Task goal => Filter the entries and keep only the lines where the string "inventory" appears.

Extracted records =>
# # # # #
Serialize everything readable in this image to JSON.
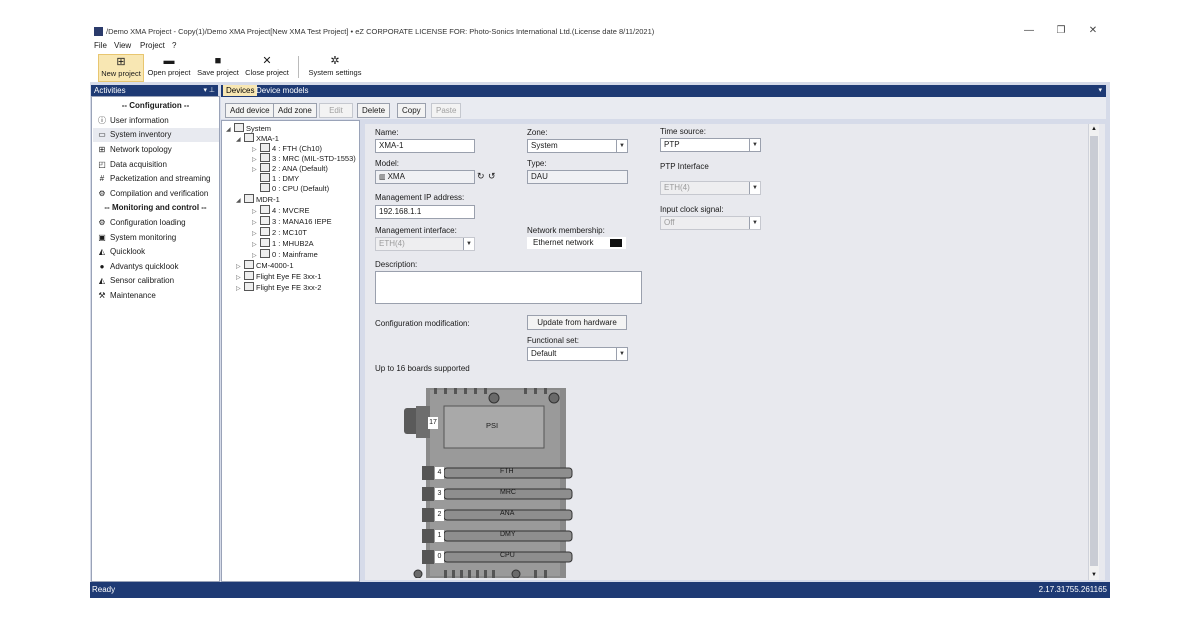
{
  "window": {
    "title": "/Demo XMA Project - Copy(1)/Demo XMA Project[New XMA Test Project] • eZ    CORPORATE LICENSE FOR: Photo-Sonics International Ltd.(License date 8/11/2021)",
    "minimize": "—",
    "restore": "❐",
    "close": "✕"
  },
  "menu": {
    "file": "File",
    "view": "View",
    "project": "Project",
    "help": "?"
  },
  "toolbar": {
    "new_project": "New project",
    "open_project": "Open project",
    "save_project": "Save project",
    "close_project": "Close project",
    "system_settings": "System settings"
  },
  "activities": {
    "header": "Activities",
    "pin": "▾ ⊥",
    "config_header": "-- Configuration --",
    "monitor_header": "-- Monitoring and control --",
    "items": [
      {
        "label": "User information",
        "icon": "info-icon"
      },
      {
        "label": "System inventory",
        "icon": "inventory-icon"
      },
      {
        "label": "Network topology",
        "icon": "network-icon"
      },
      {
        "label": "Data acquisition",
        "icon": "acquisition-icon"
      },
      {
        "label": "Packetization and streaming",
        "icon": "packet-icon"
      },
      {
        "label": "Compilation and verification",
        "icon": "compile-icon"
      },
      {
        "label": "Configuration loading",
        "icon": "load-icon"
      },
      {
        "label": "System monitoring",
        "icon": "monitor-icon"
      },
      {
        "label": "Quicklook",
        "icon": "quicklook-icon"
      },
      {
        "label": "Advantys quicklook",
        "icon": "advantys-icon"
      },
      {
        "label": "Sensor calibration",
        "icon": "calibration-icon"
      },
      {
        "label": "Maintenance",
        "icon": "wrench-icon"
      }
    ]
  },
  "tabs": {
    "devices": "Devices",
    "device_models": "Device models",
    "menu": "▾"
  },
  "device_toolbar": {
    "add_device": "Add device",
    "add_zone": "Add zone",
    "edit": "Edit",
    "delete": "Delete",
    "copy": "Copy",
    "paste": "Paste"
  },
  "tree": {
    "system": "System",
    "xma": "XMA-1",
    "xma_children": [
      "4 : FTH (Ch10)",
      "3 : MRC (MIL-STD-1553)",
      "2 : ANA (Default)",
      "1 : DMY",
      "0 : CPU (Default)"
    ],
    "mdr": "MDR-1",
    "mdr_children": [
      "4 : MVCRE",
      "3 : MANA16 IEPE",
      "2 : MC10T",
      "1 : MHUB2A",
      "0 : Mainframe"
    ],
    "others": [
      "CM-4000-1",
      "Flight Eye FE 3xx-1",
      "Flight Eye FE 3xx-2"
    ]
  },
  "props": {
    "name_label": "Name:",
    "name_value": "XMA-1",
    "zone_label": "Zone:",
    "zone_value": "System",
    "time_source_label": "Time source:",
    "time_source_value": "PTP",
    "model_label": "Model:",
    "model_value": "XMA",
    "type_label": "Type:",
    "type_value": "DAU",
    "ptp_interface_label": "PTP Interface",
    "ptp_interface_value": "ETH(4)",
    "mgmt_ip_label": "Management IP address:",
    "mgmt_ip_value": "192.168.1.1",
    "input_clock_label": "Input clock signal:",
    "input_clock_value": "Off",
    "mgmt_iface_label": "Management interface:",
    "mgmt_iface_value": "ETH(4)",
    "network_label": "Network membership:",
    "network_value": "Ethernet network",
    "network_color": "#111111",
    "description_label": "Description:",
    "description_value": "",
    "config_mod_label": "Configuration modification:",
    "update_button": "Update from hardware",
    "functional_set_label": "Functional set:",
    "functional_set_value": "Default",
    "boards_note": "Up to 16 boards supported"
  },
  "board": {
    "psi_slot": "17",
    "psi_label": "PSI",
    "slots": [
      {
        "num": "4",
        "name": "FTH"
      },
      {
        "num": "3",
        "name": "MRC"
      },
      {
        "num": "2",
        "name": "ANA"
      },
      {
        "num": "1",
        "name": "DMY"
      },
      {
        "num": "0",
        "name": "CPU"
      }
    ]
  },
  "status": {
    "left": "Ready",
    "right": "2.17.31755.261165"
  },
  "colors": {
    "accent": "#1e3a74",
    "selected_tab": "#f8e7b3",
    "app_bg": "#d6dbe9"
  }
}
# # # # #
Reply to the exercise =>
        "label": "System inventory",
        "icon": "inventory-icon"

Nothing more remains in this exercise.